# INSTRUCTIONS FOR THE TASK:
Using the material below, copy every line where "Agglomerative" appears.

Extracts from a graphics dataset

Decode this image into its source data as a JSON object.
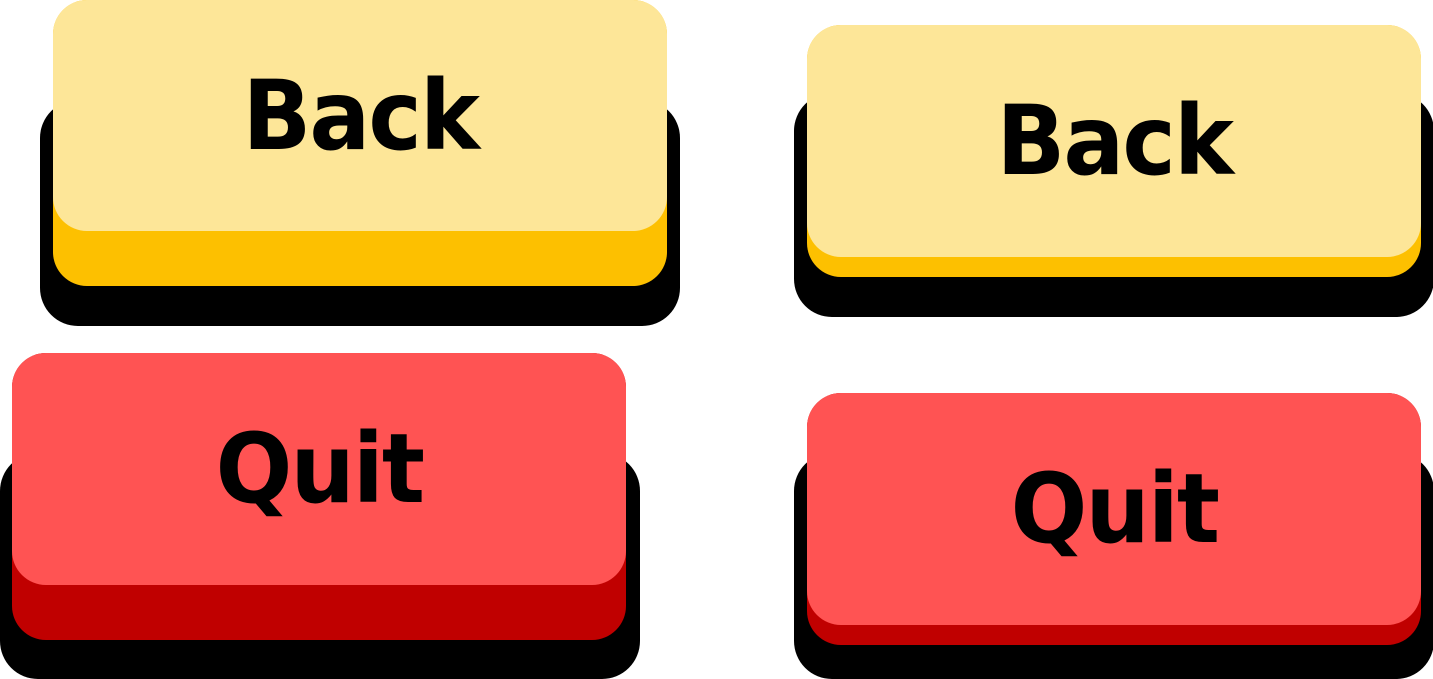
{
  "colors": {
    "background": "#ffffff",
    "shadow": "#000000",
    "yellow_face": "#fde698",
    "yellow_side": "#fdc000",
    "red_face": "#ff5353",
    "red_side": "#c00000",
    "label": "#000000"
  },
  "buttons": {
    "back_normal": {
      "label": "Back",
      "state": "normal"
    },
    "back_pressed": {
      "label": "Back",
      "state": "pressed"
    },
    "quit_normal": {
      "label": "Quit",
      "state": "normal"
    },
    "quit_pressed": {
      "label": "Quit",
      "state": "pressed"
    }
  }
}
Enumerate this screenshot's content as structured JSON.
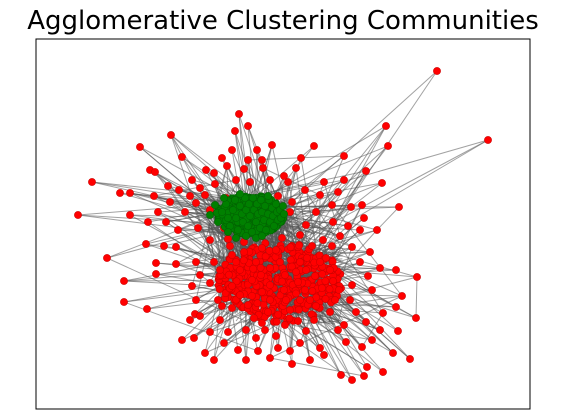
{
  "title": "Agglomerative Clustering Communities",
  "chart_data": {
    "type": "network",
    "title": "Agglomerative Clustering Communities",
    "xlabel": "",
    "ylabel": "",
    "axes_ticks": false,
    "communities": [
      {
        "color": "#ff0000",
        "region": "peripheral and lower-central dense core"
      },
      {
        "color": "#008000",
        "region": "upper-central dense core"
      }
    ],
    "edge_color": "#555555",
    "node_edge_color": "#cc0000",
    "red_nodes": [
      [
        437,
        71
      ],
      [
        488,
        140
      ],
      [
        386,
        126
      ],
      [
        239,
        114
      ],
      [
        235,
        131
      ],
      [
        248,
        126
      ],
      [
        171,
        135
      ],
      [
        140,
        147
      ],
      [
        182,
        157
      ],
      [
        222,
        158
      ],
      [
        257,
        150
      ],
      [
        272,
        145
      ],
      [
        301,
        158
      ],
      [
        314,
        146
      ],
      [
        388,
        146
      ],
      [
        382,
        183
      ],
      [
        366,
        171
      ],
      [
        344,
        156
      ],
      [
        92,
        182
      ],
      [
        120,
        193
      ],
      [
        130,
        193
      ],
      [
        150,
        170
      ],
      [
        155,
        172
      ],
      [
        168,
        186
      ],
      [
        78,
        215
      ],
      [
        130,
        215
      ],
      [
        158,
        212
      ],
      [
        185,
        212
      ],
      [
        196,
        203
      ],
      [
        205,
        195
      ],
      [
        214,
        173
      ],
      [
        227,
        166
      ],
      [
        244,
        169
      ],
      [
        263,
        168
      ],
      [
        288,
        182
      ],
      [
        305,
        190
      ],
      [
        320,
        195
      ],
      [
        332,
        205
      ],
      [
        351,
        207
      ],
      [
        362,
        205
      ],
      [
        399,
        207
      ],
      [
        360,
        230
      ],
      [
        377,
        230
      ],
      [
        352,
        247
      ],
      [
        370,
        252
      ],
      [
        380,
        268
      ],
      [
        396,
        270
      ],
      [
        417,
        277
      ],
      [
        402,
        296
      ],
      [
        396,
        307
      ],
      [
        416,
        318
      ],
      [
        383,
        313
      ],
      [
        398,
        331
      ],
      [
        380,
        330
      ],
      [
        362,
        347
      ],
      [
        367,
        367
      ],
      [
        383,
        372
      ],
      [
        393,
        353
      ],
      [
        410,
        359
      ],
      [
        341,
        375
      ],
      [
        352,
        380
      ],
      [
        364,
        376
      ],
      [
        107,
        258
      ],
      [
        124,
        281
      ],
      [
        124,
        302
      ],
      [
        147,
        309
      ],
      [
        156,
        274
      ],
      [
        156,
        263
      ],
      [
        164,
        246
      ],
      [
        146,
        244
      ],
      [
        176,
        247
      ],
      [
        196,
        262
      ],
      [
        200,
        275
      ],
      [
        210,
        283
      ],
      [
        196,
        300
      ],
      [
        195,
        314
      ],
      [
        182,
        340
      ],
      [
        205,
        353
      ],
      [
        224,
        343
      ],
      [
        238,
        350
      ],
      [
        258,
        351
      ],
      [
        270,
        358
      ],
      [
        290,
        351
      ],
      [
        300,
        343
      ],
      [
        320,
        348
      ],
      [
        324,
        355
      ],
      [
        306,
        331
      ],
      [
        285,
        325
      ],
      [
        262,
        323
      ],
      [
        246,
        330
      ],
      [
        220,
        320
      ],
      [
        240,
        295
      ],
      [
        270,
        300
      ],
      [
        305,
        290
      ],
      [
        335,
        300
      ],
      [
        344,
        325
      ],
      [
        366,
        322
      ],
      [
        372,
        290
      ],
      [
        352,
        285
      ],
      [
        330,
        270
      ],
      [
        300,
        262
      ],
      [
        276,
        250
      ],
      [
        262,
        248
      ],
      [
        232,
        255
      ],
      [
        220,
        270
      ],
      [
        340,
        236
      ],
      [
        333,
        222
      ],
      [
        306,
        225
      ],
      [
        290,
        212
      ],
      [
        170,
        202
      ],
      [
        179,
        190
      ],
      [
        192,
        180
      ],
      [
        215,
        184
      ],
      [
        226,
        198
      ],
      [
        278,
        196
      ],
      [
        292,
        202
      ],
      [
        316,
        212
      ],
      [
        228,
        239
      ],
      [
        244,
        242
      ],
      [
        312,
        246
      ],
      [
        323,
        240
      ],
      [
        261,
        275
      ],
      [
        252,
        280
      ],
      [
        270,
        285
      ],
      [
        285,
        275
      ],
      [
        298,
        282
      ],
      [
        315,
        276
      ],
      [
        322,
        288
      ],
      [
        310,
        300
      ],
      [
        290,
        310
      ],
      [
        268,
        312
      ],
      [
        248,
        305
      ],
      [
        232,
        286
      ],
      [
        240,
        270
      ],
      [
        256,
        262
      ],
      [
        280,
        262
      ],
      [
        296,
        272
      ],
      [
        326,
        258
      ],
      [
        339,
        290
      ],
      [
        350,
        300
      ],
      [
        232,
        308
      ],
      [
        218,
        300
      ],
      [
        210,
        332
      ],
      [
        228,
        332
      ],
      [
        256,
        338
      ],
      [
        276,
        336
      ],
      [
        298,
        321
      ],
      [
        330,
        312
      ],
      [
        314,
        320
      ],
      [
        284,
        290
      ],
      [
        262,
        292
      ],
      [
        236,
        262
      ],
      [
        244,
        228
      ],
      [
        300,
        235
      ],
      [
        282,
        238
      ],
      [
        262,
        236
      ],
      [
        224,
        228
      ],
      [
        210,
        240
      ],
      [
        198,
        228
      ],
      [
        178,
        230
      ],
      [
        166,
        222
      ],
      [
        148,
        222
      ],
      [
        154,
        196
      ],
      [
        236,
        180
      ],
      [
        250,
        182
      ],
      [
        270,
        180
      ],
      [
        284,
        176
      ],
      [
        296,
        168
      ],
      [
        248,
        160
      ],
      [
        232,
        150
      ],
      [
        262,
        160
      ],
      [
        344,
        180
      ],
      [
        338,
        192
      ],
      [
        210,
        210
      ],
      [
        324,
        182
      ],
      [
        206,
        170
      ],
      [
        200,
        188
      ],
      [
        190,
        196
      ],
      [
        360,
        262
      ],
      [
        368,
        276
      ],
      [
        356,
        312
      ],
      [
        372,
        340
      ],
      [
        346,
        342
      ],
      [
        338,
        330
      ],
      [
        310,
        360
      ],
      [
        292,
        364
      ],
      [
        278,
        348
      ],
      [
        246,
        360
      ],
      [
        214,
        360
      ],
      [
        194,
        338
      ],
      [
        190,
        320
      ],
      [
        192,
        286
      ],
      [
        214,
        262
      ],
      [
        230,
        246
      ],
      [
        244,
        252
      ],
      [
        270,
        268
      ],
      [
        306,
        270
      ],
      [
        320,
        262
      ],
      [
        332,
        246
      ],
      [
        348,
        226
      ],
      [
        364,
        218
      ],
      [
        176,
        264
      ],
      [
        200,
        316
      ],
      [
        222,
        306
      ],
      [
        265,
        330
      ],
      [
        300,
        300
      ],
      [
        316,
        306
      ],
      [
        286,
        300
      ],
      [
        254,
        318
      ]
    ],
    "green_nodes": [
      [
        210,
        215
      ],
      [
        215,
        205
      ],
      [
        218,
        222
      ],
      [
        222,
        212
      ],
      [
        226,
        204
      ],
      [
        228,
        218
      ],
      [
        230,
        226
      ],
      [
        233,
        210
      ],
      [
        235,
        200
      ],
      [
        236,
        218
      ],
      [
        238,
        230
      ],
      [
        240,
        206
      ],
      [
        242,
        214
      ],
      [
        243,
        222
      ],
      [
        245,
        198
      ],
      [
        246,
        210
      ],
      [
        248,
        226
      ],
      [
        249,
        204
      ],
      [
        250,
        216
      ],
      [
        252,
        232
      ],
      [
        253,
        198
      ],
      [
        254,
        210
      ],
      [
        256,
        222
      ],
      [
        257,
        204
      ],
      [
        258,
        214
      ],
      [
        260,
        228
      ],
      [
        261,
        200
      ],
      [
        262,
        212
      ],
      [
        264,
        220
      ],
      [
        265,
        206
      ],
      [
        266,
        230
      ],
      [
        268,
        214
      ],
      [
        269,
        200
      ],
      [
        270,
        222
      ],
      [
        272,
        208
      ],
      [
        273,
        216
      ],
      [
        274,
        226
      ],
      [
        276,
        204
      ],
      [
        277,
        212
      ],
      [
        278,
        220
      ],
      [
        280,
        210
      ],
      [
        281,
        218
      ],
      [
        283,
        206
      ],
      [
        246,
        236
      ],
      [
        256,
        238
      ],
      [
        236,
        238
      ],
      [
        262,
        236
      ],
      [
        228,
        232
      ],
      [
        224,
        198
      ],
      [
        240,
        194
      ],
      [
        268,
        196
      ],
      [
        284,
        214
      ]
    ]
  }
}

# RESPONSE BELOW:
  "title": "Agglomerative Clustering Communities",
    "title": "Agglomerative Clustering Communities",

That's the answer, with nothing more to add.